Saved data entries:
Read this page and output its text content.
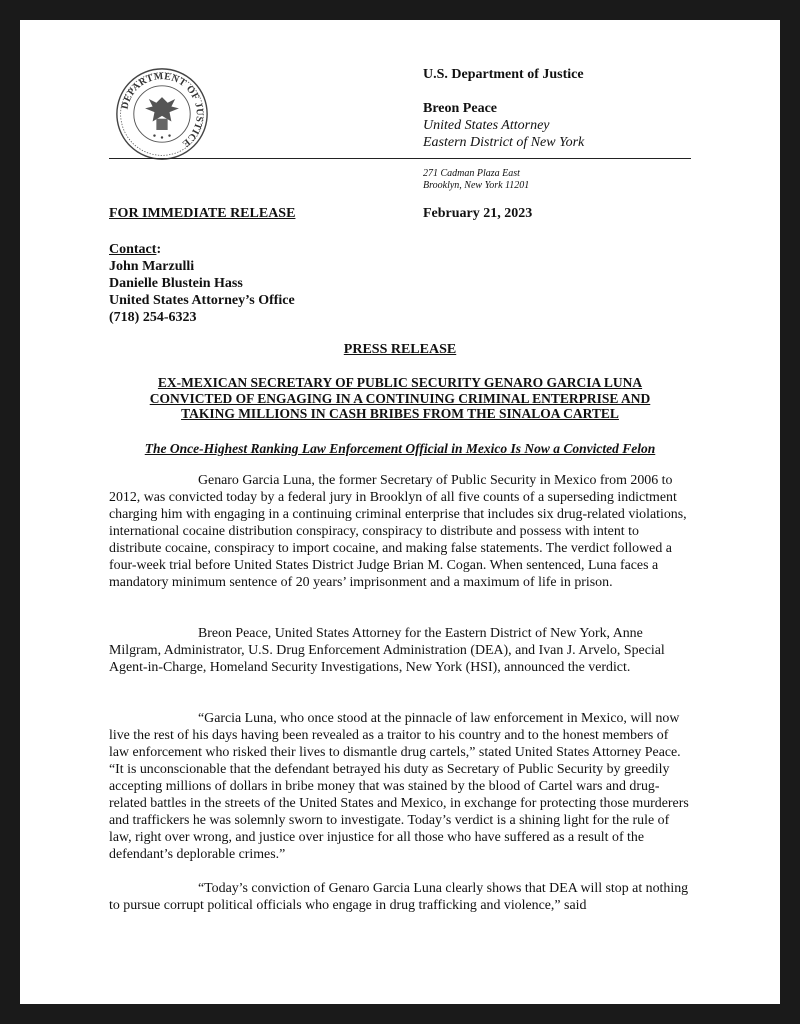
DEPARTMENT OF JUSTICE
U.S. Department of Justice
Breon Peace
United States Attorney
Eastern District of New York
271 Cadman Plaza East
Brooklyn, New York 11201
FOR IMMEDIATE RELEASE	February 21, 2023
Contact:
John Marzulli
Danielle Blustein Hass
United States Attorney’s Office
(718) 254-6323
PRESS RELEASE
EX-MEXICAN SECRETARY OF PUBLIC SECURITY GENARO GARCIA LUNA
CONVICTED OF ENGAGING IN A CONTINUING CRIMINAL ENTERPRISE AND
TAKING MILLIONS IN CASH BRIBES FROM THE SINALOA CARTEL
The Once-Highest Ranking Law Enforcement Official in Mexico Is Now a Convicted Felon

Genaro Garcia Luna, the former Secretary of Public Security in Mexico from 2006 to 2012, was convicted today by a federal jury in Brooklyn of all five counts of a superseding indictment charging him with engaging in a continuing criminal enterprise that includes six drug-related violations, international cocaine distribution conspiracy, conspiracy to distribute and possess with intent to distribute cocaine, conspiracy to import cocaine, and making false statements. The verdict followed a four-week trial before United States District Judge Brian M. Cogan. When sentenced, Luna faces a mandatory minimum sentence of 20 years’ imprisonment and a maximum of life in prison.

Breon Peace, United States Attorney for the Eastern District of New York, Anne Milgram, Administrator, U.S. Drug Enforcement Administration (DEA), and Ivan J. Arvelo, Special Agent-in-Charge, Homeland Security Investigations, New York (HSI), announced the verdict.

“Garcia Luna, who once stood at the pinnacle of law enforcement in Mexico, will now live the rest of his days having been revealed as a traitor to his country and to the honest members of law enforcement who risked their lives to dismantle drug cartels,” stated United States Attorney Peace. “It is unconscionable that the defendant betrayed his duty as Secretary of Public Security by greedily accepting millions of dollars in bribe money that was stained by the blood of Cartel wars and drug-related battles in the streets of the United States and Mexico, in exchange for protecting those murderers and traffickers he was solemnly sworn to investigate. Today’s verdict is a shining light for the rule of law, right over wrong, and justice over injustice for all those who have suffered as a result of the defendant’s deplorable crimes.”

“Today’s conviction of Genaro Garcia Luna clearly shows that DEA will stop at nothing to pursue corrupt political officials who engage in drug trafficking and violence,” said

...

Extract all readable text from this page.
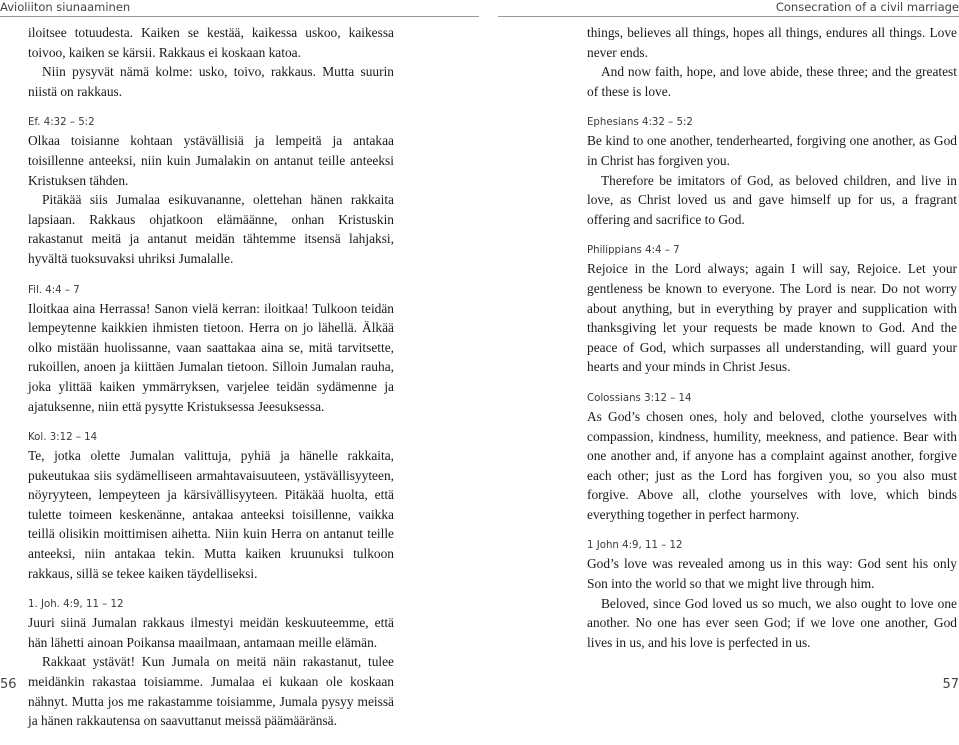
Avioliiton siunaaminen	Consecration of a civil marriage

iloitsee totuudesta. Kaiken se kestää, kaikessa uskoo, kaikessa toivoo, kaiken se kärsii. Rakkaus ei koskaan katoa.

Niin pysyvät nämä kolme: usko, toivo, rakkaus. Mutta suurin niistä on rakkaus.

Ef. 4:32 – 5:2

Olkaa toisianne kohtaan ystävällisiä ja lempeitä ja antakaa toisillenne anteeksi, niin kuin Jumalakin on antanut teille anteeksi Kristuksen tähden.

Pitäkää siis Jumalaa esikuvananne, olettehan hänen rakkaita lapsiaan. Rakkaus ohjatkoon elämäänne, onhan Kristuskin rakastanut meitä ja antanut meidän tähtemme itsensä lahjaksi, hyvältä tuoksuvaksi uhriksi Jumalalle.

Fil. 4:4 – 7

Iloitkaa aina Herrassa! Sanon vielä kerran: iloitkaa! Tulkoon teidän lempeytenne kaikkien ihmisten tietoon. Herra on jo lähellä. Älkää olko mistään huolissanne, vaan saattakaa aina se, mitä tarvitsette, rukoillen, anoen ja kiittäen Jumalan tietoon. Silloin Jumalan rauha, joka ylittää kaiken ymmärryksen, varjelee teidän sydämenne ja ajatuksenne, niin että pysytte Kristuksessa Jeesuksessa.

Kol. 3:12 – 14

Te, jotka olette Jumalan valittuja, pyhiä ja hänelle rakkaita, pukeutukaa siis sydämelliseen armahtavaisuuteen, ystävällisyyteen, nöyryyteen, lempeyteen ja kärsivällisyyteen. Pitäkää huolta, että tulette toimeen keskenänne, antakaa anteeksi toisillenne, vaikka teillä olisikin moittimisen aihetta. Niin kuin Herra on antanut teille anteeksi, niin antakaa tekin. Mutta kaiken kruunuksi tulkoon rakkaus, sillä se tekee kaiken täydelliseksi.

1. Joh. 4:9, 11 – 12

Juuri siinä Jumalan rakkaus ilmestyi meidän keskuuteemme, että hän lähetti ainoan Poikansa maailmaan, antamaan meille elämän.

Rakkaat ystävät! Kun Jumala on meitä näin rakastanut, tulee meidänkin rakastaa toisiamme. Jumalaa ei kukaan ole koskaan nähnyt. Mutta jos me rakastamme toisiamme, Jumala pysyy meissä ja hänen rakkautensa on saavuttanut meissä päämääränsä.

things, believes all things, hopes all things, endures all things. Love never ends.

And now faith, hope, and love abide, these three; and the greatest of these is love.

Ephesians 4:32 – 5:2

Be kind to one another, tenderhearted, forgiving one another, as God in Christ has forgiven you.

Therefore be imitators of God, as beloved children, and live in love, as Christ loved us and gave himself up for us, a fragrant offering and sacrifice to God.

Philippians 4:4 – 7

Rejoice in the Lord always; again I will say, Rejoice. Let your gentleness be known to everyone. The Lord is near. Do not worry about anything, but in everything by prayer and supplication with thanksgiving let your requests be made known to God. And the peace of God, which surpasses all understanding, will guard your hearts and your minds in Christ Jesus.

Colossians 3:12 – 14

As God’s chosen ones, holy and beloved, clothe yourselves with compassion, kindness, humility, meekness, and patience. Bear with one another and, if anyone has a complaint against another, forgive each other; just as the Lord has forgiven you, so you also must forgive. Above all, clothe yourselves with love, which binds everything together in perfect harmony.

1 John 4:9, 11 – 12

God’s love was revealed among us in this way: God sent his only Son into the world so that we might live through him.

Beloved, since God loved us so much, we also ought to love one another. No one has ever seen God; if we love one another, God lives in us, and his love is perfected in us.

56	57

### Challenge
Copy each line from the records above that includes the string "RELEASE".

### Full solution
FOR IMMEDIATE RELEASE	February 21, 2023
PRESS RELEASE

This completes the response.